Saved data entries
* START *
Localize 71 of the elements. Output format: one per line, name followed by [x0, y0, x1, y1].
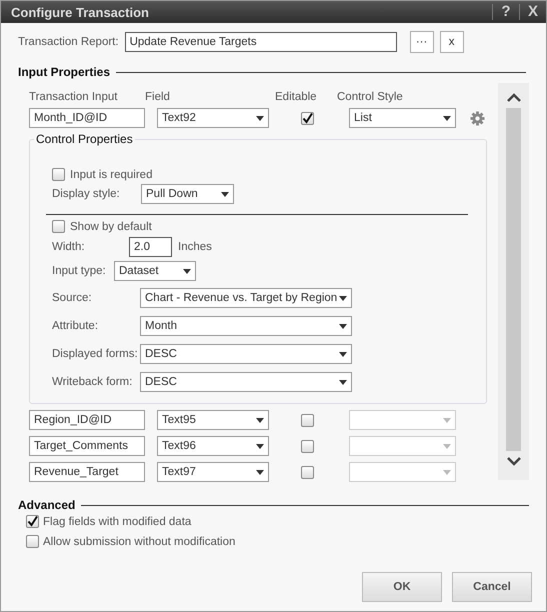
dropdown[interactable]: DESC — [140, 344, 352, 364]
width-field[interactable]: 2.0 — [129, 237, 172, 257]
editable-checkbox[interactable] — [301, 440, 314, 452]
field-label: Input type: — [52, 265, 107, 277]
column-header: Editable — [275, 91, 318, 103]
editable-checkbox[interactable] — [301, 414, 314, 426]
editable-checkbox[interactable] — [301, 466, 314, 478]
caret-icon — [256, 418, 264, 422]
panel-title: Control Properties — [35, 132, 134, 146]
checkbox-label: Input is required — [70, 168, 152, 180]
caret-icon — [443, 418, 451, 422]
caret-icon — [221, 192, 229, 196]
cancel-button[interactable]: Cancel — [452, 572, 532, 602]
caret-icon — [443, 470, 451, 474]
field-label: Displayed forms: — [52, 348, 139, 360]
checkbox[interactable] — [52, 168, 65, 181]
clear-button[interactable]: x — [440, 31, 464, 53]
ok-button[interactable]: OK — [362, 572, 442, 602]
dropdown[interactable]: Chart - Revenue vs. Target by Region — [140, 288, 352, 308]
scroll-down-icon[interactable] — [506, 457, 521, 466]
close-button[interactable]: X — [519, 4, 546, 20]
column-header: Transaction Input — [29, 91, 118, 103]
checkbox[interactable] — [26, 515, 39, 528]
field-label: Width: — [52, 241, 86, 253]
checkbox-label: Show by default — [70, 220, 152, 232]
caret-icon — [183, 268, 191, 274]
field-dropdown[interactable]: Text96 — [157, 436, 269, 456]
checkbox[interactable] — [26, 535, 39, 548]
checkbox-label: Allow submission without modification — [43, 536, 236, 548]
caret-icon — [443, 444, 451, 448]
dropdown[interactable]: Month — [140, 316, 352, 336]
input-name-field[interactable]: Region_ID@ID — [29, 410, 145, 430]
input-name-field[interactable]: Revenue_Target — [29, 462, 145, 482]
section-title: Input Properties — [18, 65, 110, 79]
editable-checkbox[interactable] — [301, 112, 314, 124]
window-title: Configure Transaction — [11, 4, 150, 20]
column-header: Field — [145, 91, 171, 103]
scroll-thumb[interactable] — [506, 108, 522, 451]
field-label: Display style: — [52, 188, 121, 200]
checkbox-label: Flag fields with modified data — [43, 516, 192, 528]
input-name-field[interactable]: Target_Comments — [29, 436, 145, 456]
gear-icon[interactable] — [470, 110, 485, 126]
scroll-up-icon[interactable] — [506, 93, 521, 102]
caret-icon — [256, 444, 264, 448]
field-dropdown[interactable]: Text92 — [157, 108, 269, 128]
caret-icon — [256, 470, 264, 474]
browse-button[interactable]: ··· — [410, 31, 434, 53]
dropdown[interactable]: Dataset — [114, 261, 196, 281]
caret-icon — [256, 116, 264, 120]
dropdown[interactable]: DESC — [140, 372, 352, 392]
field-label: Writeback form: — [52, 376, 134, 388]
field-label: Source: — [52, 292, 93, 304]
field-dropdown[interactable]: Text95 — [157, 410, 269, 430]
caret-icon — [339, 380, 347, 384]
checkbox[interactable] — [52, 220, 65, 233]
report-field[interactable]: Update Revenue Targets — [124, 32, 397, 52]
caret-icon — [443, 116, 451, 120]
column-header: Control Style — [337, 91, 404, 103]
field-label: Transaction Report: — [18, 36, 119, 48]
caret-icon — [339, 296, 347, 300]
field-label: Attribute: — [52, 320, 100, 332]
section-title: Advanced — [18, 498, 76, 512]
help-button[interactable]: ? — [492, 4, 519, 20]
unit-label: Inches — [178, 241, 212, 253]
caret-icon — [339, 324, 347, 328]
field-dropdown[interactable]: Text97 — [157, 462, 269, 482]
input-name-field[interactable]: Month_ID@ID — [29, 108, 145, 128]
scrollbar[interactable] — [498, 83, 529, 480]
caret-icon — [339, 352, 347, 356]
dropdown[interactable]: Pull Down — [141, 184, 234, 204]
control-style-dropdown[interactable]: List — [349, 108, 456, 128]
* END *
- _SET TASK_
Quote every line from the one holding "dropdown[interactable]: DESC — [140, 344, 352, 364]" to the one holding "column-header: Transaction Input", both included, with nothing changed.

- _SOLUTION TO THIS PROBLEM_
dropdown[interactable]: DESC — [140, 344, 352, 364]
width-field[interactable]: 2.0 — [129, 237, 172, 257]
editable-checkbox[interactable] — [301, 440, 314, 452]
field-label: Input type: — [52, 265, 107, 277]
column-header: Editable — [275, 91, 318, 103]
editable-checkbox[interactable] — [301, 414, 314, 426]
editable-checkbox[interactable] — [301, 466, 314, 478]
caret-icon — [256, 418, 264, 422]
panel-title: Control Properties — [35, 132, 134, 146]
checkbox-label: Input is required — [70, 168, 152, 180]
caret-icon — [443, 418, 451, 422]
caret-icon — [221, 192, 229, 196]
cancel-button[interactable]: Cancel — [452, 572, 532, 602]
caret-icon — [443, 470, 451, 474]
field-label: Displayed forms: — [52, 348, 139, 360]
checkbox[interactable] — [52, 168, 65, 181]
clear-button[interactable]: x — [440, 31, 464, 53]
ok-button[interactable]: OK — [362, 572, 442, 602]
dropdown[interactable]: Chart - Revenue vs. Target by Region — [140, 288, 352, 308]
scroll-down-icon[interactable] — [506, 457, 521, 466]
close-button[interactable]: X — [519, 4, 546, 20]
column-header: Transaction Input — [29, 91, 118, 103]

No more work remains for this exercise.